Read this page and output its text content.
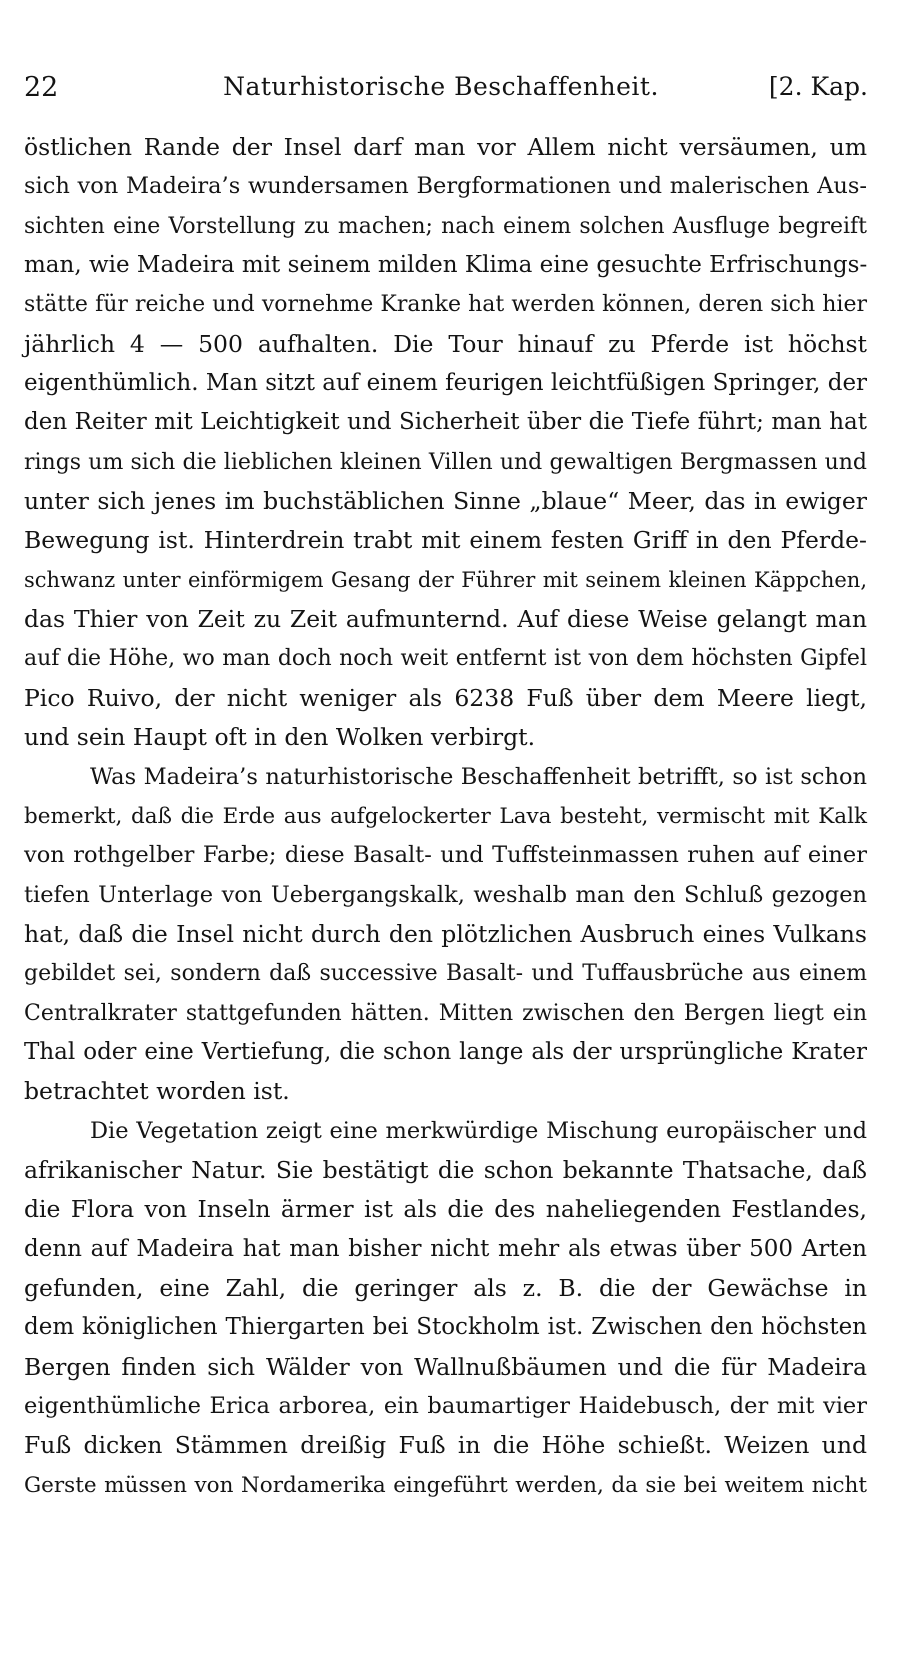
22	Naturhistorische Beschaffenheit.	[2. Kap.
östlichen Rande der Insel darf man vor Allem nicht versäumen, um
sich von Madeira’s wundersamen Bergformationen und malerischen Aus-
sichten eine Vorstellung zu machen; nach einem solchen Ausfluge begreift
man, wie Madeira mit seinem milden Klima eine gesuchte Erfrischungs-
stätte für reiche und vornehme Kranke hat werden können, deren sich hier
jährlich 4 — 500 aufhalten. Die Tour hinauf zu Pferde ist höchst
eigenthümlich. Man sitzt auf einem feurigen leichtfüßigen Springer, der
den Reiter mit Leichtigkeit und Sicherheit über die Tiefe führt; man hat
rings um sich die lieblichen kleinen Villen und gewaltigen Bergmassen und
unter sich jenes im buchstäblichen Sinne „blaue“ Meer, das in ewiger
Bewegung ist. Hinterdrein trabt mit einem festen Griff in den Pferde-
schwanz unter einförmigem Gesang der Führer mit seinem kleinen Käppchen,
das Thier von Zeit zu Zeit aufmunternd. Auf diese Weise gelangt man
auf die Höhe, wo man doch noch weit entfernt ist von dem höchsten Gipfel
Pico Ruivo, der nicht weniger als 6238 Fuß über dem Meere liegt,
und sein Haupt oft in den Wolken verbirgt.
Was Madeira’s naturhistorische Beschaffenheit betrifft, so ist schon
bemerkt, daß die Erde aus aufgelockerter Lava besteht, vermischt mit Kalk
von rothgelber Farbe; diese Basalt- und Tuffsteinmassen ruhen auf einer
tiefen Unterlage von Uebergangskalk, weshalb man den Schluß gezogen
hat, daß die Insel nicht durch den plötzlichen Ausbruch eines Vulkans
gebildet sei, sondern daß successive Basalt- und Tuffausbrüche aus einem
Centralkrater stattgefunden hätten. Mitten zwischen den Bergen liegt ein
Thal oder eine Vertiefung, die schon lange als der ursprüngliche Krater
betrachtet worden ist.
Die Vegetation zeigt eine merkwürdige Mischung europäischer und
afrikanischer Natur. Sie bestätigt die schon bekannte Thatsache, daß
die Flora von Inseln ärmer ist als die des naheliegenden Festlandes,
denn auf Madeira hat man bisher nicht mehr als etwas über 500 Arten
gefunden, eine Zahl, die geringer als z. B. die der Gewächse in
dem königlichen Thiergarten bei Stockholm ist. Zwischen den höchsten
Bergen finden sich Wälder von Wallnußbäumen und die für Madeira
eigenthümliche Erica arborea, ein baumartiger Haidebusch, der mit vier
Fuß dicken Stämmen dreißig Fuß in die Höhe schießt. Weizen und
Gerste müssen von Nordamerika eingeführt werden, da sie bei weitem nicht
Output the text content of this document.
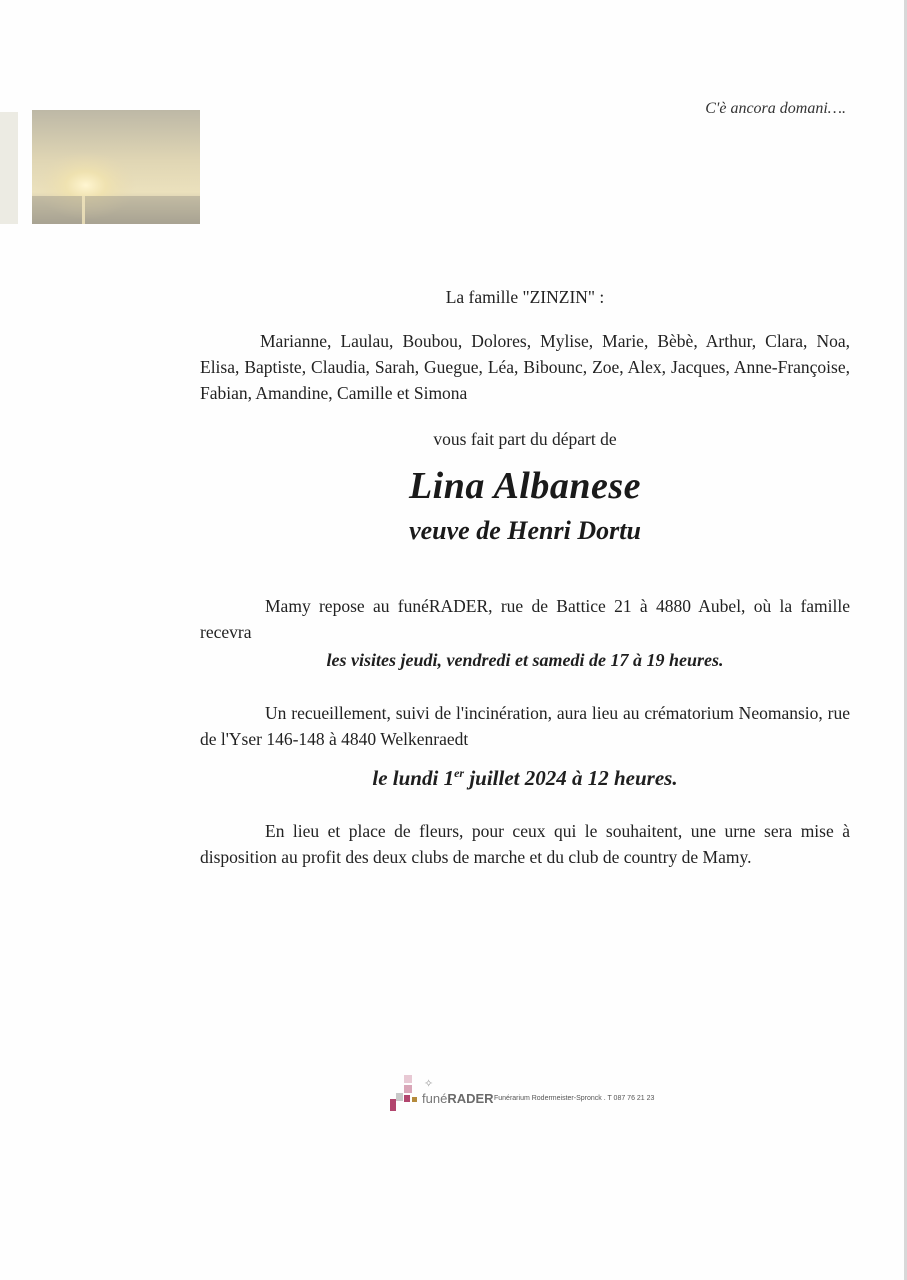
C'è ancora domani….
La famille "ZINZIN" :
Marianne, Laulau, Boubou, Dolores, Mylise, Marie, Bèbè, Arthur, Clara, Noa, Elisa, Baptiste, Claudia, Sarah, Guegue, Léa, Bibounc, Zoe, Alex, Jacques, Anne-Françoise, Fabian, Amandine, Camille et Simona
vous fait part du départ de
Lina Albanese
veuve de Henri Dortu
Mamy repose au funéRADER, rue de Battice 21 à 4880 Aubel, où la famille recevra
les visites jeudi, vendredi et samedi de 17 à 19 heures.
Un recueillement, suivi de l'incinération, aura lieu au crématorium Neomansio, rue de l'Yser 146-148 à 4840 Welkenraedt
le lundi 1er juillet 2024 à 12 heures.
En lieu et place de fleurs, pour ceux qui le souhaitent, une urne sera mise à disposition au profit des deux clubs de marche et du club de country de Mamy.
✧
funéRADER Funérarium Rodermeister-Spronck . T 087 76 21 23
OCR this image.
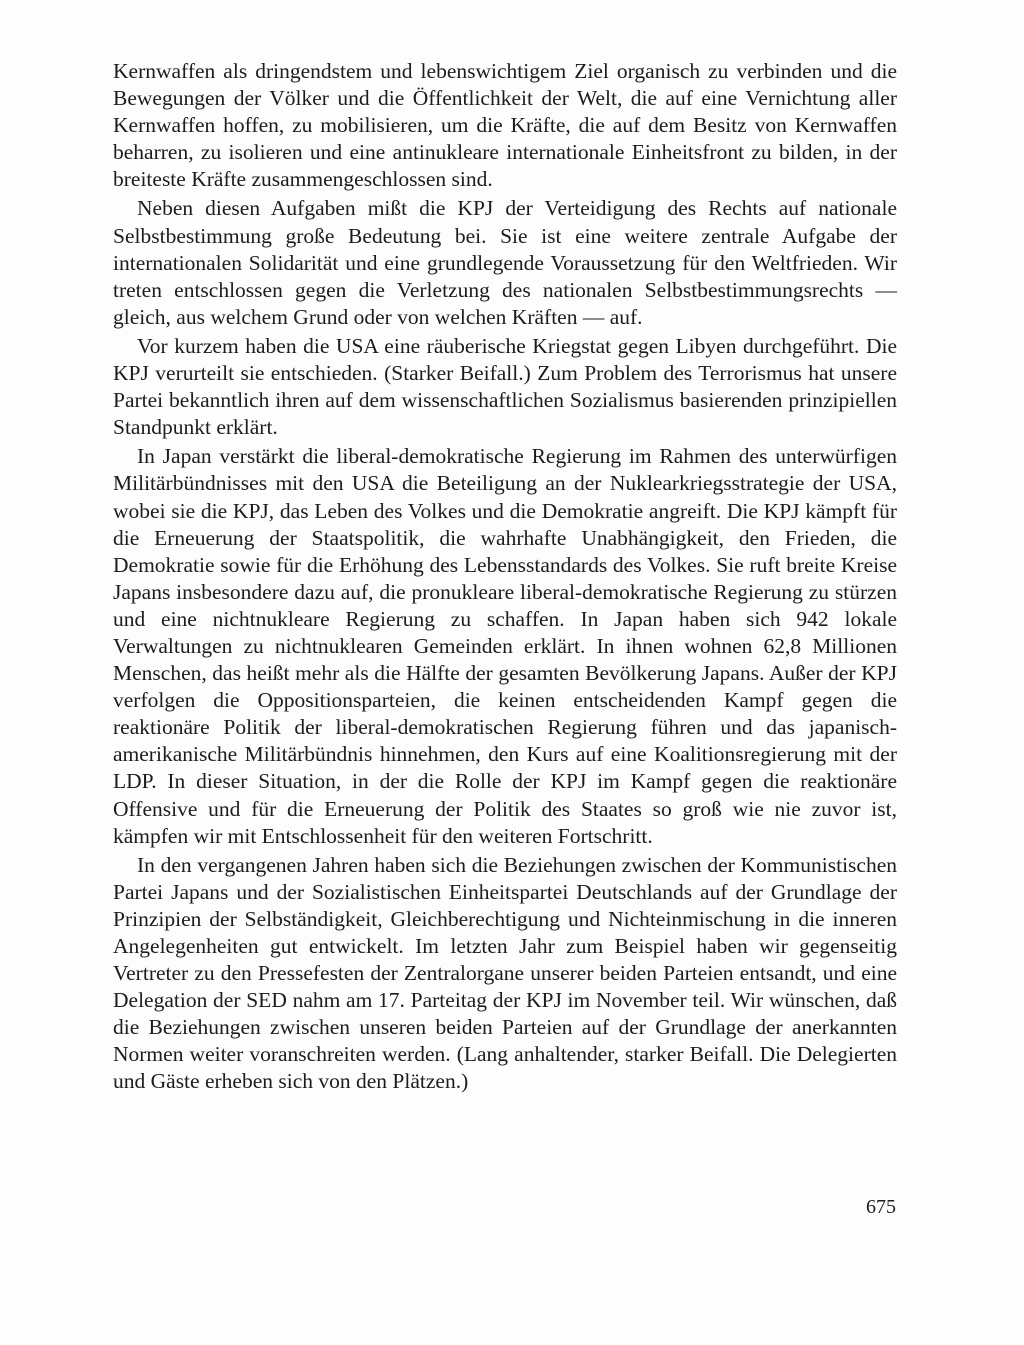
Kernwaffen als dringendstem und lebenswichtigem Ziel organisch zu verbinden und die Bewegungen der Völker und die Öffentlichkeit der Welt, die auf eine Vernichtung aller Kernwaffen hoffen, zu mobilisieren, um die Kräfte, die auf dem Besitz von Kernwaffen beharren, zu isolieren und eine antinukleare internationale Einheitsfront zu bilden, in der breiteste Kräfte zusammengeschlossen sind.

Neben diesen Aufgaben mißt die KPJ der Verteidigung des Rechts auf nationale Selbstbestimmung große Bedeutung bei. Sie ist eine weitere zentrale Aufgabe der internationalen Solidarität und eine grundlegende Voraussetzung für den Weltfrieden. Wir treten entschlossen gegen die Verletzung des nationalen Selbstbestimmungsrechts — gleich, aus welchem Grund oder von welchen Kräften — auf.

Vor kurzem haben die USA eine räuberische Kriegstat gegen Libyen durchgeführt. Die KPJ verurteilt sie entschieden. (Starker Beifall.) Zum Problem des Terrorismus hat unsere Partei bekanntlich ihren auf dem wissenschaftlichen Sozialismus basierenden prinzipiellen Standpunkt erklärt.

In Japan verstärkt die liberal-demokratische Regierung im Rahmen des unterwürfigen Militärbündnisses mit den USA die Beteiligung an der Nuklearkriegsstrategie der USA, wobei sie die KPJ, das Leben des Volkes und die Demokratie angreift. Die KPJ kämpft für die Erneuerung der Staatspolitik, die wahrhafte Unabhängigkeit, den Frieden, die Demokratie sowie für die Erhöhung des Lebensstandards des Volkes. Sie ruft breite Kreise Japans insbesondere dazu auf, die pronukleare liberal-demokratische Regierung zu stürzen und eine nichtnukleare Regierung zu schaffen. In Japan haben sich 942 lokale Verwaltungen zu nichtnuklearen Gemeinden erklärt. In ihnen wohnen 62,8 Millionen Menschen, das heißt mehr als die Hälfte der gesamten Bevölkerung Japans. Außer der KPJ verfolgen die Oppositionsparteien, die keinen entscheidenden Kampf gegen die reaktionäre Politik der liberal-demokratischen Regierung führen und das japanisch-amerikanische Militärbündnis hinnehmen, den Kurs auf eine Koalitionsregierung mit der LDP. In dieser Situation, in der die Rolle der KPJ im Kampf gegen die reaktionäre Offensive und für die Erneuerung der Politik des Staates so groß wie nie zuvor ist, kämpfen wir mit Entschlossenheit für den weiteren Fortschritt.

In den vergangenen Jahren haben sich die Beziehungen zwischen der Kommunistischen Partei Japans und der Sozialistischen Einheitspartei Deutschlands auf der Grundlage der Prinzipien der Selbständigkeit, Gleichberechtigung und Nichteinmischung in die inneren Angelegenheiten gut entwickelt. Im letzten Jahr zum Beispiel haben wir gegenseitig Vertreter zu den Pressefesten der Zentralorgane unserer beiden Parteien entsandt, und eine Delegation der SED nahm am 17. Parteitag der KPJ im November teil. Wir wünschen, daß die Beziehungen zwischen unseren beiden Parteien auf der Grundlage der anerkannten Normen weiter voranschreiten werden. (Lang anhaltender, starker Beifall. Die Delegierten und Gäste erheben sich von den Plätzen.)

675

────────────────────────────────────────

● GIVEN TASK: Write out the listing above again, exactly, but with no pictures in the copy.

● RESPONSE TO THE TASK:
Read this page and output its text content.
22	Naturhistorische Beschaffenheit.	[2. Kap.
östlichen Rande der Insel darf man vor Allem nicht versäumen, um
sich von Madeira’s wundersamen Bergformationen und malerischen Aus-
sichten eine Vorstellung zu machen; nach einem solchen Ausfluge begreift
man, wie Madeira mit seinem milden Klima eine gesuchte Erfrischungs-
stätte für reiche und vornehme Kranke hat werden können, deren sich hier
jährlich 4 — 500 aufhalten. Die Tour hinauf zu Pferde ist höchst
eigenthümlich. Man sitzt auf einem feurigen leichtfüßigen Springer, der
den Reiter mit Leichtigkeit und Sicherheit über die Tiefe führt; man hat
rings um sich die lieblichen kleinen Villen und gewaltigen Bergmassen und
unter sich jenes im buchstäblichen Sinne „blaue“ Meer, das in ewiger
Bewegung ist. Hinterdrein trabt mit einem festen Griff in den Pferde-
schwanz unter einförmigem Gesang der Führer mit seinem kleinen Käppchen,
das Thier von Zeit zu Zeit aufmunternd. Auf diese Weise gelangt man
auf die Höhe, wo man doch noch weit entfernt ist von dem höchsten Gipfel
Pico Ruivo, der nicht weniger als 6238 Fuß über dem Meere liegt,
und sein Haupt oft in den Wolken verbirgt.
Was Madeira’s naturhistorische Beschaffenheit betrifft, so ist schon
bemerkt, daß die Erde aus aufgelockerter Lava besteht, vermischt mit Kalk
von rothgelber Farbe; diese Basalt- und Tuffsteinmassen ruhen auf einer
tiefen Unterlage von Uebergangskalk, weshalb man den Schluß gezogen
hat, daß die Insel nicht durch den plötzlichen Ausbruch eines Vulkans
gebildet sei, sondern daß successive Basalt- und Tuffausbrüche aus einem
Centralkrater stattgefunden hätten. Mitten zwischen den Bergen liegt ein
Thal oder eine Vertiefung, die schon lange als der ursprüngliche Krater
betrachtet worden ist.
Die Vegetation zeigt eine merkwürdige Mischung europäischer und
afrikanischer Natur. Sie bestätigt die schon bekannte Thatsache, daß
die Flora von Inseln ärmer ist als die des naheliegenden Festlandes,
denn auf Madeira hat man bisher nicht mehr als etwas über 500 Arten
gefunden, eine Zahl, die geringer als z. B. die der Gewächse in
dem königlichen Thiergarten bei Stockholm ist. Zwischen den höchsten
Bergen finden sich Wälder von Wallnußbäumen und die für Madeira
eigenthümliche Erica arborea, ein baumartiger Haidebusch, der mit vier
Fuß dicken Stämmen dreißig Fuß in die Höhe schießt. Weizen und
Gerste müssen von Nordamerika eingeführt werden, da sie bei weitem nicht
Output the text content of this document.
C'è ancora domani….
La famille "ZINZIN" :
Marianne, Laulau, Boubou, Dolores, Mylise, Marie, Bèbè, Arthur, Clara, Noa, Elisa, Baptiste, Claudia, Sarah, Guegue, Léa, Bibounc, Zoe, Alex, Jacques, Anne-Françoise, Fabian, Amandine, Camille et Simona
vous fait part du départ de
Lina Albanese
veuve de Henri Dortu
Mamy repose au funéRADER, rue de Battice 21 à 4880 Aubel, où la famille recevra
les visites jeudi, vendredi et samedi de 17 à 19 heures.
Un recueillement, suivi de l'incinération, aura lieu au crématorium Neomansio, rue de l'Yser 146-148 à 4840 Welkenraedt
le lundi 1er juillet 2024 à 12 heures.
En lieu et place de fleurs, pour ceux qui le souhaitent, une urne sera mise à disposition au profit des deux clubs de marche et du club de country de Mamy.
✧
funéRADER Funérarium Rodermeister-Spronck . T 087 76 21 23
OCR this image.
Kernwaffen als dringendstem und lebenswichtigem Ziel organisch zu verbinden und die Bewegungen der Völker und die Öffentlichkeit der Welt, die auf eine Vernichtung aller Kernwaffen hoffen, zu mobilisieren, um die Kräfte, die auf dem Besitz von Kernwaffen beharren, zu isolieren und eine antinukleare internationale Einheitsfront zu bilden, in der breiteste Kräfte zusammengeschlossen sind.

Neben diesen Aufgaben mißt die KPJ der Verteidigung des Rechts auf nationale Selbstbestimmung große Bedeutung bei. Sie ist eine weitere zentrale Aufgabe der internationalen Solidarität und eine grundlegende Voraussetzung für den Weltfrieden. Wir treten entschlossen gegen die Verletzung des nationalen Selbstbestimmungsrechts — gleich, aus welchem Grund oder von welchen Kräften — auf.

Vor kurzem haben die USA eine räuberische Kriegstat gegen Libyen durchgeführt. Die KPJ verurteilt sie entschieden. (Starker Beifall.) Zum Problem des Terrorismus hat unsere Partei bekanntlich ihren auf dem wissenschaftlichen Sozialismus basierenden prinzipiellen Standpunkt erklärt.

In Japan verstärkt die liberal-demokratische Regierung im Rahmen des unterwürfigen Militärbündnisses mit den USA die Beteiligung an der Nuklearkriegsstrategie der USA, wobei sie die KPJ, das Leben des Volkes und die Demokratie angreift. Die KPJ kämpft für die Erneuerung der Staatspolitik, die wahrhafte Unabhängigkeit, den Frieden, die Demokratie sowie für die Erhöhung des Lebensstandards des Volkes. Sie ruft breite Kreise Japans insbesondere dazu auf, die pronukleare liberal-demokratische Regierung zu stürzen und eine nichtnukleare Regierung zu schaffen. In Japan haben sich 942 lokale Verwaltungen zu nichtnuklearen Gemeinden erklärt. In ihnen wohnen 62,8 Millionen Menschen, das heißt mehr als die Hälfte der gesamten Bevölkerung Japans. Außer der KPJ verfolgen die Oppositionsparteien, die keinen entscheidenden Kampf gegen die reaktionäre Politik der liberal-demokratischen Regierung führen und das japanisch-amerikanische Militärbündnis hinnehmen, den Kurs auf eine Koalitionsregierung mit der LDP. In dieser Situation, in der die Rolle der KPJ im Kampf gegen die reaktionäre Offensive und für die Erneuerung der Politik des Staates so groß wie nie zuvor ist, kämpfen wir mit Entschlossenheit für den weiteren Fortschritt.

In den vergangenen Jahren haben sich die Beziehungen zwischen der Kommunistischen Partei Japans und der Sozialistischen Einheitspartei Deutschlands auf der Grundlage der Prinzipien der Selbständigkeit, Gleichberechtigung und Nichteinmischung in die inneren Angelegenheiten gut entwickelt. Im letzten Jahr zum Beispiel haben wir gegenseitig Vertreter zu den Pressefesten der Zentralorgane unserer beiden Parteien entsandt, und eine Delegation der SED nahm am 17. Parteitag der KPJ im November teil. Wir wünschen, daß die Beziehungen zwischen unseren beiden Parteien auf der Grundlage der anerkannten Normen weiter voranschreiten werden. (Lang anhaltender, starker Beifall. Die Delegierten und Gäste erheben sich von den Plätzen.)

675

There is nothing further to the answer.